** start Supplied records **
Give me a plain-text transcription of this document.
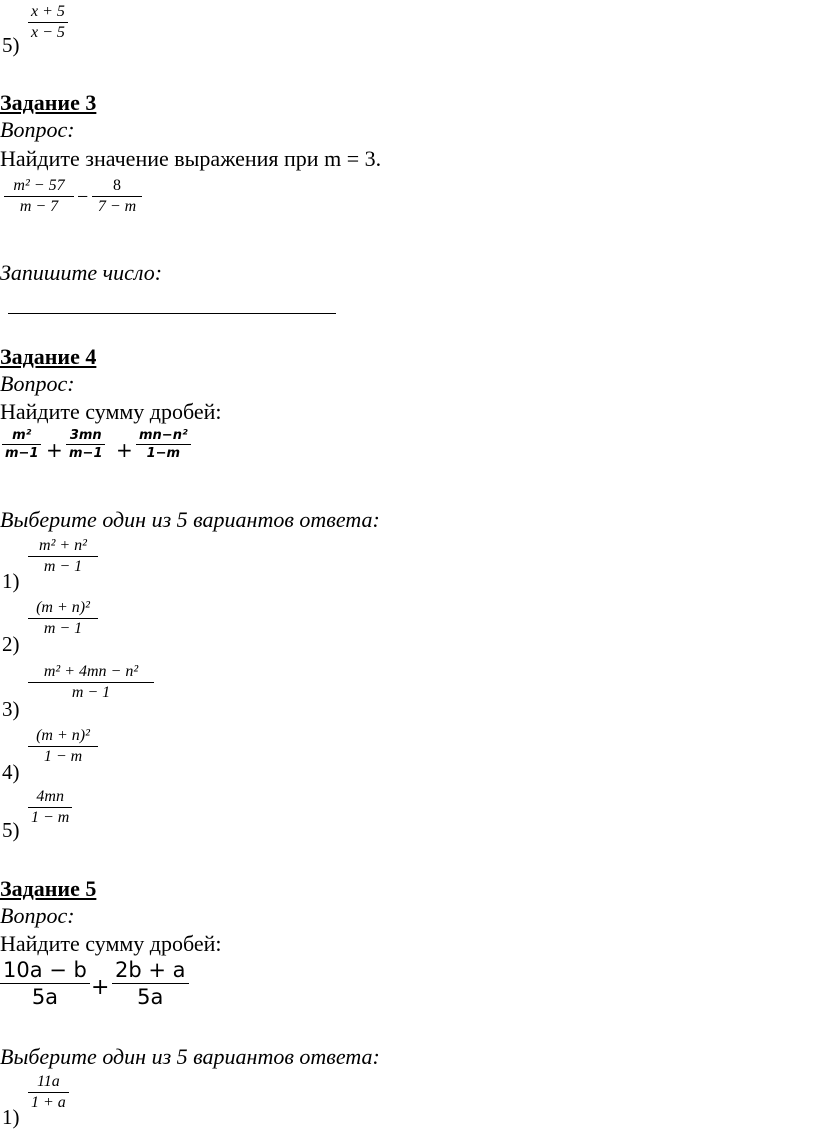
5)
x + 5
x − 5
Задание 3
Вопрос:
Найдите значение выражения при m = 3.
m² − 57
m − 7 −
8
7 − m
Запишите число:
Задание 4
Вопрос:
Найдите сумму дробей:
m²
m−1 +
3mn
m−1 +
mn−n²
1−m
Выберите один из 5 вариантов ответа:
1)
m² + n²
m − 1
2)
(m + n)²
m − 1
3)
m² + 4mn − n²
m − 1
4)
(m + n)²
1 − m
5)
4mn
1 − m
Задание 5
Вопрос:
Найдите сумму дробей:
10a − b
5a +
2b + a
5a
Выберите один из 5 вариантов ответа:
1)
11a
1 + a
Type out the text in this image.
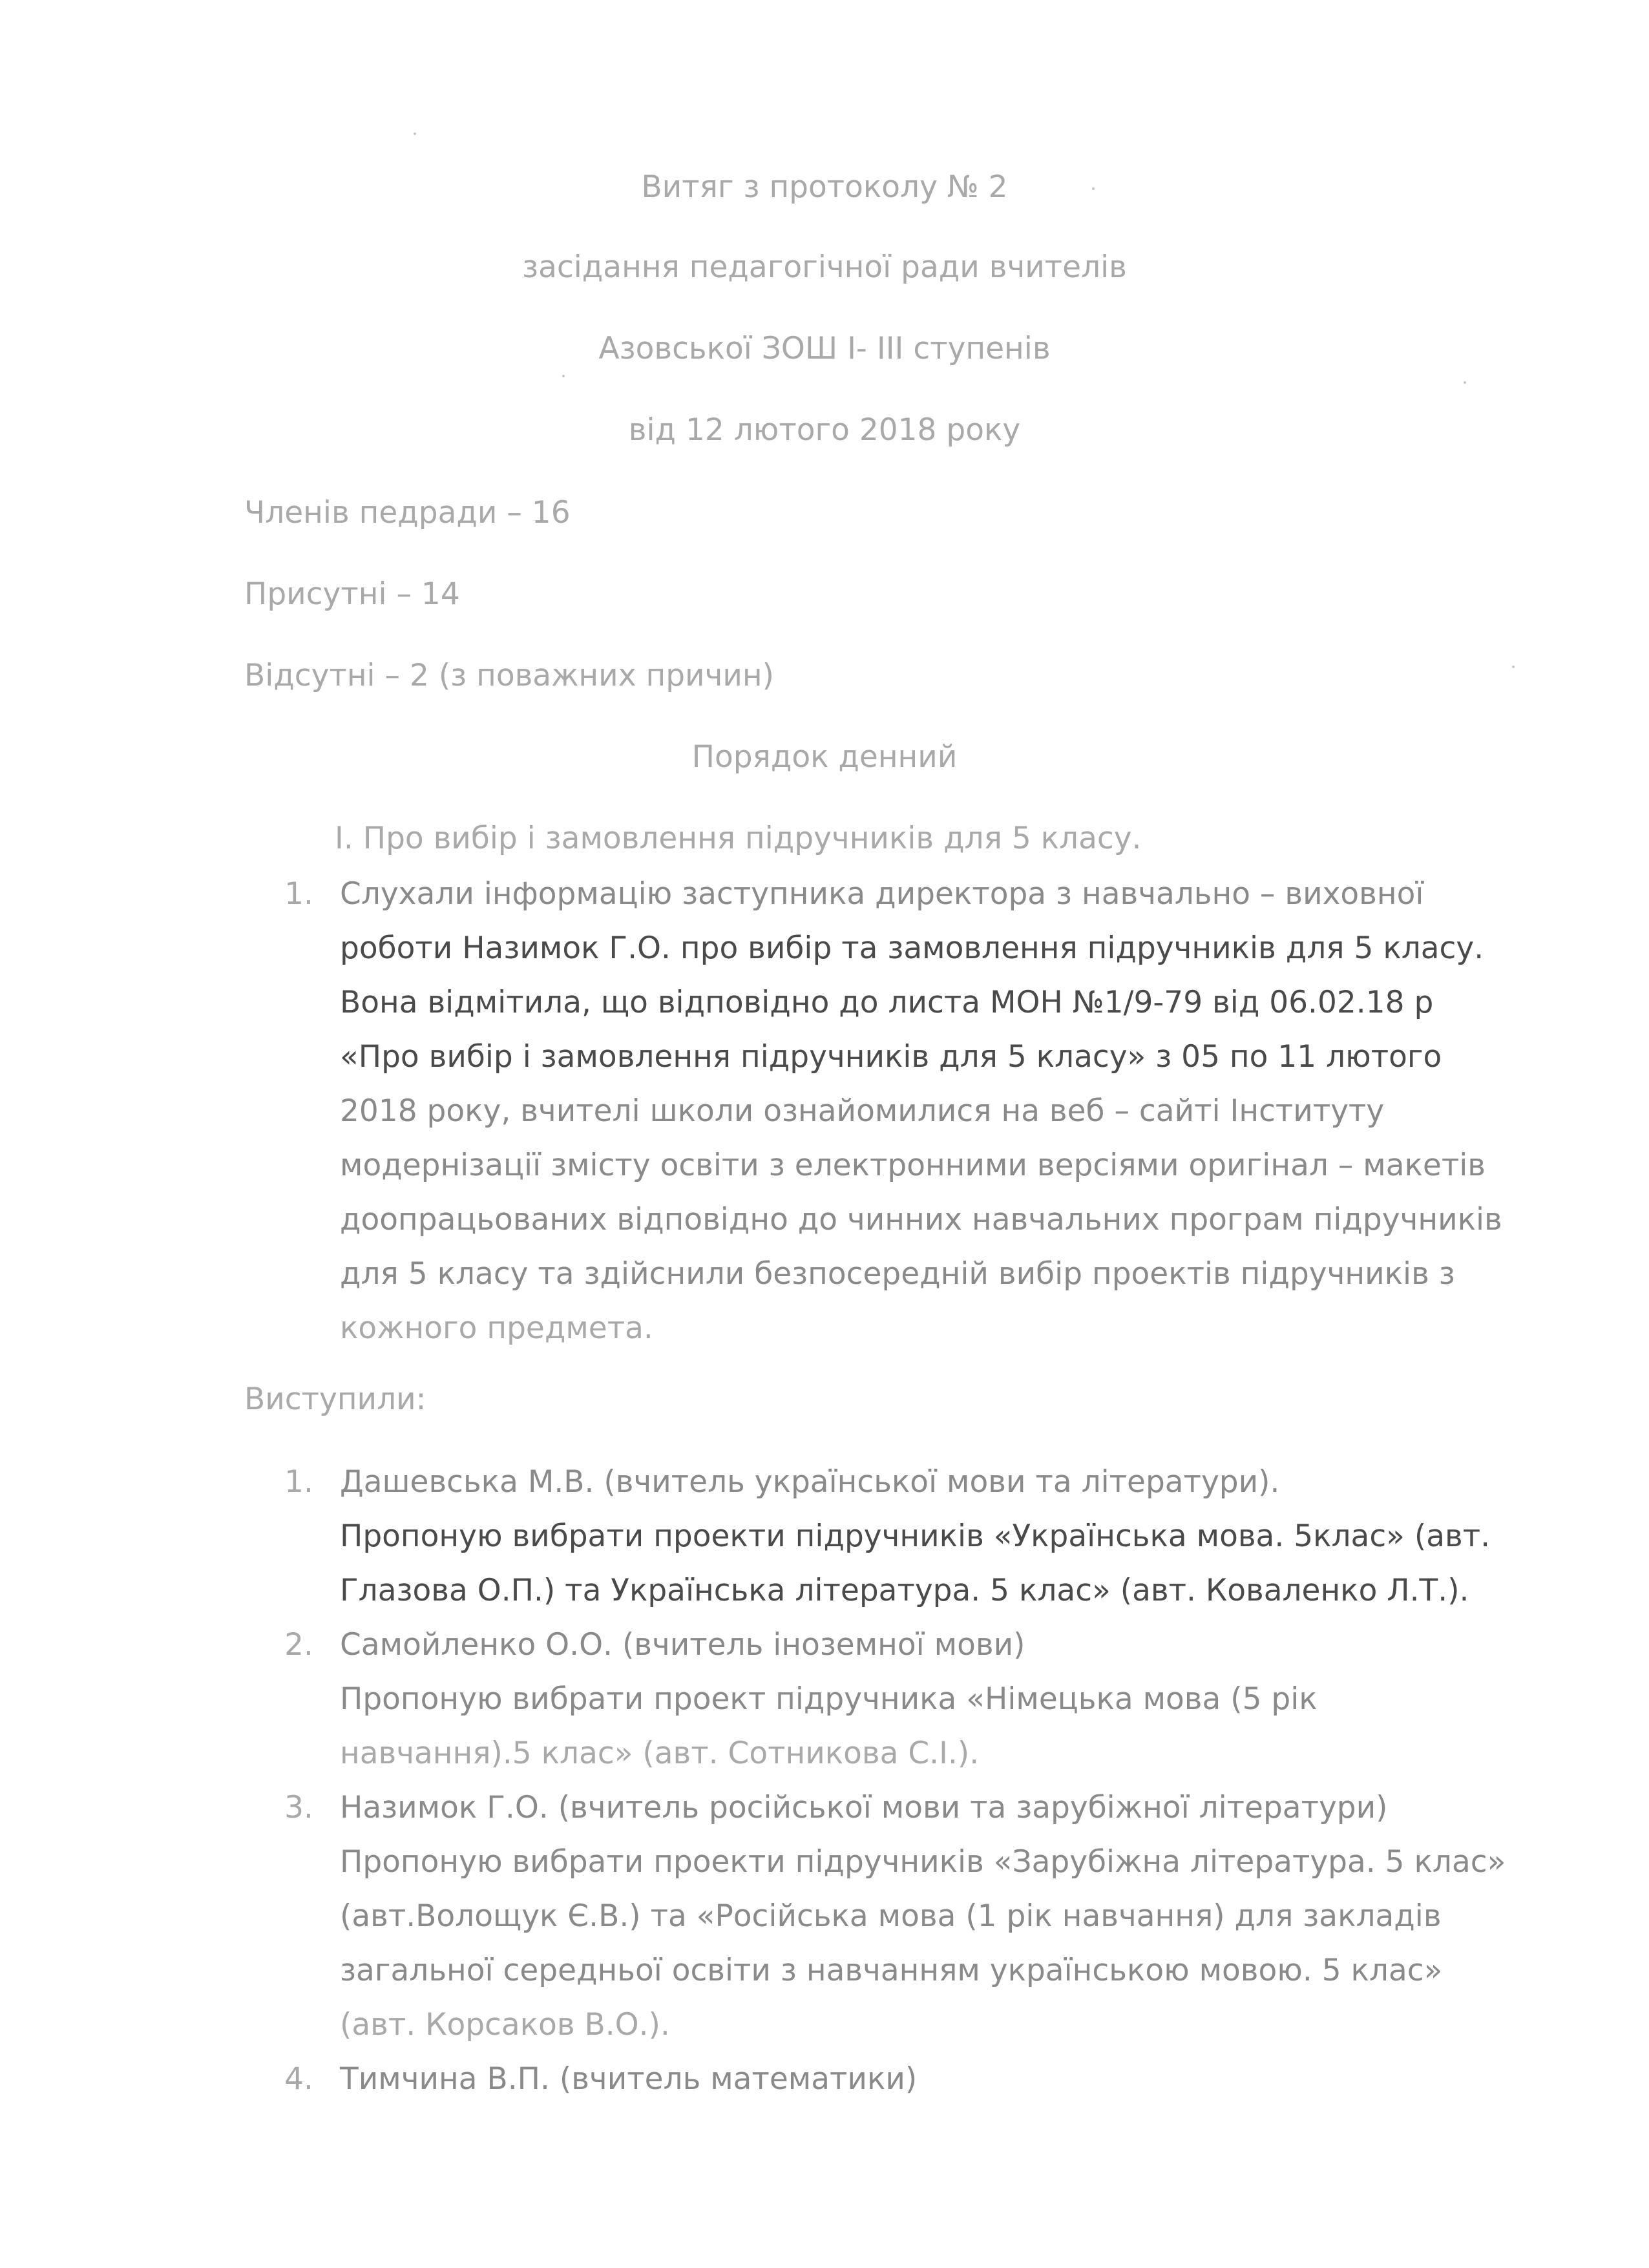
Витяг з протоколу № 2
засідання педагогічної ради вчителів
Азовської ЗОШ І- ІІІ ступенів
від 12 лютого 2018 року
Членів педради – 16
Присутні – 14
Відсутні – 2 (з поважних причин)
Порядок денний
І. Про вибір і замовлення підручників для 5 класу.
1. Слухали інформацію заступника директора з навчально – виховної
роботи Назимок Г.О. про вибір та замовлення підручників для 5 класу.
Вона відмітила, що відповідно до листа МОН №1/9-79 від 06.02.18 р
«Про вибір і замовлення підручників для 5 класу» з 05 по 11 лютого
2018 року, вчителі школи ознайомилися на веб – сайті Інституту
модернізації змісту освіти з електронними версіями оригінал – макетів
доопрацьованих відповідно до чинних навчальних програм підручників
для 5 класу та здійснили безпосередній вибір проектів підручників з
кожного предмета.
Виступили:
1. Дашевська М.В. (вчитель української мови та літератури).
Пропоную вибрати проекти підручників «Українська мова. 5клас» (авт.
Глазова О.П.) та Українська література. 5 клас» (авт. Коваленко Л.Т.).
2. Самойленко О.О. (вчитель іноземної мови)
Пропоную вибрати проект підручника «Німецька мова (5 рік
навчання).5 клас» (авт. Сотникова С.І.).
3. Назимок Г.О. (вчитель російської мови та зарубіжної літератури)
Пропоную вибрати проекти підручників «Зарубіжна література. 5 клас»
(авт.Волощук Є.В.) та «Російська мова (1 рік навчання) для закладів
загальної середньої освіти з навчанням українською мовою. 5 клас»
(авт. Корсаков В.О.).
4. Тимчина В.П. (вчитель математики)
** end Supplied records **
Prompt: Track down all lines above with the string "класу" and copy them.

Completed task:
І. Про вибір і замовлення підручників для 5 класу.
роботи Назимок Г.О. про вибір та замовлення підручників для 5 класу.
«Про вибір і замовлення підручників для 5 класу» з 05 по 11 лютого
для 5 класу та здійснили безпосередній вибір проектів підручників з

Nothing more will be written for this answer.